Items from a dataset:
..............................

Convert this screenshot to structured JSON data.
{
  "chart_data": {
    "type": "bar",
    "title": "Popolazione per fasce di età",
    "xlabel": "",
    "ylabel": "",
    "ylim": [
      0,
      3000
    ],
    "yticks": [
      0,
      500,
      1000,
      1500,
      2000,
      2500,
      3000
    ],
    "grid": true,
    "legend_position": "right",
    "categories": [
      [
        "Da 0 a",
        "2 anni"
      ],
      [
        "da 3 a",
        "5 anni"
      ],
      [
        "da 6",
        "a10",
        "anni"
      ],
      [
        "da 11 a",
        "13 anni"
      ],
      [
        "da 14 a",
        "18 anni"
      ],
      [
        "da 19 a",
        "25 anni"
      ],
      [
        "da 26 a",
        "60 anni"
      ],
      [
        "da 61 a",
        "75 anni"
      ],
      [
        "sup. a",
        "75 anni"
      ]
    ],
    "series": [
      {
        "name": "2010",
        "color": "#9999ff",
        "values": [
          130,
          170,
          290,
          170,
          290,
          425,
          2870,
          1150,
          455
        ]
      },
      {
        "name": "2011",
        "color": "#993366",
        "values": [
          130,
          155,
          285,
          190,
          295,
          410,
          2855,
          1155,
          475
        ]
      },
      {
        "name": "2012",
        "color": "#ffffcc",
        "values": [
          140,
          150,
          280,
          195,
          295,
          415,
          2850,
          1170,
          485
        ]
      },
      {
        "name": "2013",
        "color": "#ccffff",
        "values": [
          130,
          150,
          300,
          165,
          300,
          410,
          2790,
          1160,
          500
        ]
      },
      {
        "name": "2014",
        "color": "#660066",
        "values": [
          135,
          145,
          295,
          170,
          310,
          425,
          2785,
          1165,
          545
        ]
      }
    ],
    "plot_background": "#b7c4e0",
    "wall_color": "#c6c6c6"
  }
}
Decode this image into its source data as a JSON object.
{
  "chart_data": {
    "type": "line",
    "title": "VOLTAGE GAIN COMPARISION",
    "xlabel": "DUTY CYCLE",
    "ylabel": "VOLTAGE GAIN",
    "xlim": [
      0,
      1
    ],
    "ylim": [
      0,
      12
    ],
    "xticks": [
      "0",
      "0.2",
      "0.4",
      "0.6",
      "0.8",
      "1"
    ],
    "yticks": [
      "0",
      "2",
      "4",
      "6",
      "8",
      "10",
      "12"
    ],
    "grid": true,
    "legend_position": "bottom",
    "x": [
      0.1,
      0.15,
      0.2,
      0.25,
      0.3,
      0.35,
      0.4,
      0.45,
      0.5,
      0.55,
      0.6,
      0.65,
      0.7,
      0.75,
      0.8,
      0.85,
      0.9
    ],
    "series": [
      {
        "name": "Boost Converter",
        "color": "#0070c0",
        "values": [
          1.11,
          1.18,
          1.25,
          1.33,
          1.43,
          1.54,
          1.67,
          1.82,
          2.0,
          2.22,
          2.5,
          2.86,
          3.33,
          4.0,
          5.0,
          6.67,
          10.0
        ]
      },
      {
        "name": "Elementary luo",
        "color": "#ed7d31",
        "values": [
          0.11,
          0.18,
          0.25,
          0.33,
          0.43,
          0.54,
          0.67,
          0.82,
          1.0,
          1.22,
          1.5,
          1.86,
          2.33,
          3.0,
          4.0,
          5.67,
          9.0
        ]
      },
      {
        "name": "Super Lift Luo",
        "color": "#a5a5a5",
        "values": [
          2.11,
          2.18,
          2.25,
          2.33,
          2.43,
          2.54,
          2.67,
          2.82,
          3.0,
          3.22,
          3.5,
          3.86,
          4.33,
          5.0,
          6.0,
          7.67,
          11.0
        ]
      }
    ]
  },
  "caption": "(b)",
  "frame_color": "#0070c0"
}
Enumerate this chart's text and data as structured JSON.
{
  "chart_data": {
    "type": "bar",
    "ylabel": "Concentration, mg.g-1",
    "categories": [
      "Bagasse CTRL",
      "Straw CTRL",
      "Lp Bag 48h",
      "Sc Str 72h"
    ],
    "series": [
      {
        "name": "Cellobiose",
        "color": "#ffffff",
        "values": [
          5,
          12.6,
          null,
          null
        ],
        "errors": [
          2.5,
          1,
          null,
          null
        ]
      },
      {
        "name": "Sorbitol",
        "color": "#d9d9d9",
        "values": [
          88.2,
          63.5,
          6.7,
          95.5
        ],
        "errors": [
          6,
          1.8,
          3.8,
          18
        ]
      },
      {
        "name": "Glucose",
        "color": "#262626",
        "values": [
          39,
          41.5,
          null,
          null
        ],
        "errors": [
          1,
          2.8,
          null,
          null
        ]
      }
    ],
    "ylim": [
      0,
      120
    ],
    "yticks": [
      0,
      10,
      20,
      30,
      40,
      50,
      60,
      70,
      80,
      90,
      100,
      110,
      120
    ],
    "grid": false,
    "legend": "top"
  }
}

..............................

§ GIVEN PROBLEM
Reproduce the listing above verbatim, from first line to last.

§ EXERCISE SOLUTION
Convert this screenshot to structured JSON data.
{
  "chart_data": {
    "type": "bar",
    "title": "Popolazione per fasce di età",
    "xlabel": "",
    "ylabel": "",
    "ylim": [
      0,
      3000
    ],
    "yticks": [
      0,
      500,
      1000,
      1500,
      2000,
      2500,
      3000
    ],
    "grid": true,
    "legend_position": "right",
    "categories": [
      [
        "Da 0 a",
        "2 anni"
      ],
      [
        "da 3 a",
        "5 anni"
      ],
      [
        "da 6",
        "a10",
        "anni"
      ],
      [
        "da 11 a",
        "13 anni"
      ],
      [
        "da 14 a",
        "18 anni"
      ],
      [
        "da 19 a",
        "25 anni"
      ],
      [
        "da 26 a",
        "60 anni"
      ],
      [
        "da 61 a",
        "75 anni"
      ],
      [
        "sup. a",
        "75 anni"
      ]
    ],
    "series": [
      {
        "name": "2010",
        "color": "#9999ff",
        "values": [
          130,
          170,
          290,
          170,
          290,
          425,
          2870,
          1150,
          455
        ]
      },
      {
        "name": "2011",
        "color": "#993366",
        "values": [
          130,
          155,
          285,
          190,
          295,
          410,
          2855,
          1155,
          475
        ]
      },
      {
        "name": "2012",
        "color": "#ffffcc",
        "values": [
          140,
          150,
          280,
          195,
          295,
          415,
          2850,
          1170,
          485
        ]
      },
      {
        "name": "2013",
        "color": "#ccffff",
        "values": [
          130,
          150,
          300,
          165,
          300,
          410,
          2790,
          1160,
          500
        ]
      },
      {
        "name": "2014",
        "color": "#660066",
        "values": [
          135,
          145,
          295,
          170,
          310,
          425,
          2785,
          1165,
          545
        ]
      }
    ],
    "plot_background": "#b7c4e0",
    "wall_color": "#c6c6c6"
  }
}
Decode this image into its source data as a JSON object.
{
  "chart_data": {
    "type": "line",
    "title": "VOLTAGE GAIN COMPARISION",
    "xlabel": "DUTY CYCLE",
    "ylabel": "VOLTAGE GAIN",
    "xlim": [
      0,
      1
    ],
    "ylim": [
      0,
      12
    ],
    "xticks": [
      "0",
      "0.2",
      "0.4",
      "0.6",
      "0.8",
      "1"
    ],
    "yticks": [
      "0",
      "2",
      "4",
      "6",
      "8",
      "10",
      "12"
    ],
    "grid": true,
    "legend_position": "bottom",
    "x": [
      0.1,
      0.15,
      0.2,
      0.25,
      0.3,
      0.35,
      0.4,
      0.45,
      0.5,
      0.55,
      0.6,
      0.65,
      0.7,
      0.75,
      0.8,
      0.85,
      0.9
    ],
    "series": [
      {
        "name": "Boost Converter",
        "color": "#0070c0",
        "values": [
          1.11,
          1.18,
          1.25,
          1.33,
          1.43,
          1.54,
          1.67,
          1.82,
          2.0,
          2.22,
          2.5,
          2.86,
          3.33,
          4.0,
          5.0,
          6.67,
          10.0
        ]
      },
      {
        "name": "Elementary luo",
        "color": "#ed7d31",
        "values": [
          0.11,
          0.18,
          0.25,
          0.33,
          0.43,
          0.54,
          0.67,
          0.82,
          1.0,
          1.22,
          1.5,
          1.86,
          2.33,
          3.0,
          4.0,
          5.67,
          9.0
        ]
      },
      {
        "name": "Super Lift Luo",
        "color": "#a5a5a5",
        "values": [
          2.11,
          2.18,
          2.25,
          2.33,
          2.43,
          2.54,
          2.67,
          2.82,
          3.0,
          3.22,
          3.5,
          3.86,
          4.33,
          5.0,
          6.0,
          7.67,
          11.0
        ]
      }
    ]
  },
  "caption": "(b)",
  "frame_color": "#0070c0"
}
Enumerate this chart's text and data as structured JSON.
{
  "chart_data": {
    "type": "bar",
    "ylabel": "Concentration, mg.g-1",
    "categories": [
      "Bagasse CTRL",
      "Straw CTRL",
      "Lp Bag 48h",
      "Sc Str 72h"
    ],
    "series": [
      {
        "name": "Cellobiose",
        "color": "#ffffff",
        "values": [
          5,
          12.6,
          null,
          null
        ],
        "errors": [
          2.5,
          1,
          null,
          null
        ]
      },
      {
        "name": "Sorbitol",
        "color": "#d9d9d9",
        "values": [
          88.2,
          63.5,
          6.7,
          95.5
        ],
        "errors": [
          6,
          1.8,
          3.8,
          18
        ]
      },
      {
        "name": "Glucose",
        "color": "#262626",
        "values": [
          39,
          41.5,
          null,
          null
        ],
        "errors": [
          1,
          2.8,
          null,
          null
        ]
      }
    ],
    "ylim": [
      0,
      120
    ],
    "yticks": [
      0,
      10,
      20,
      30,
      40,
      50,
      60,
      70,
      80,
      90,
      100,
      110,
      120
    ],
    "grid": false,
    "legend": "top"
  }
}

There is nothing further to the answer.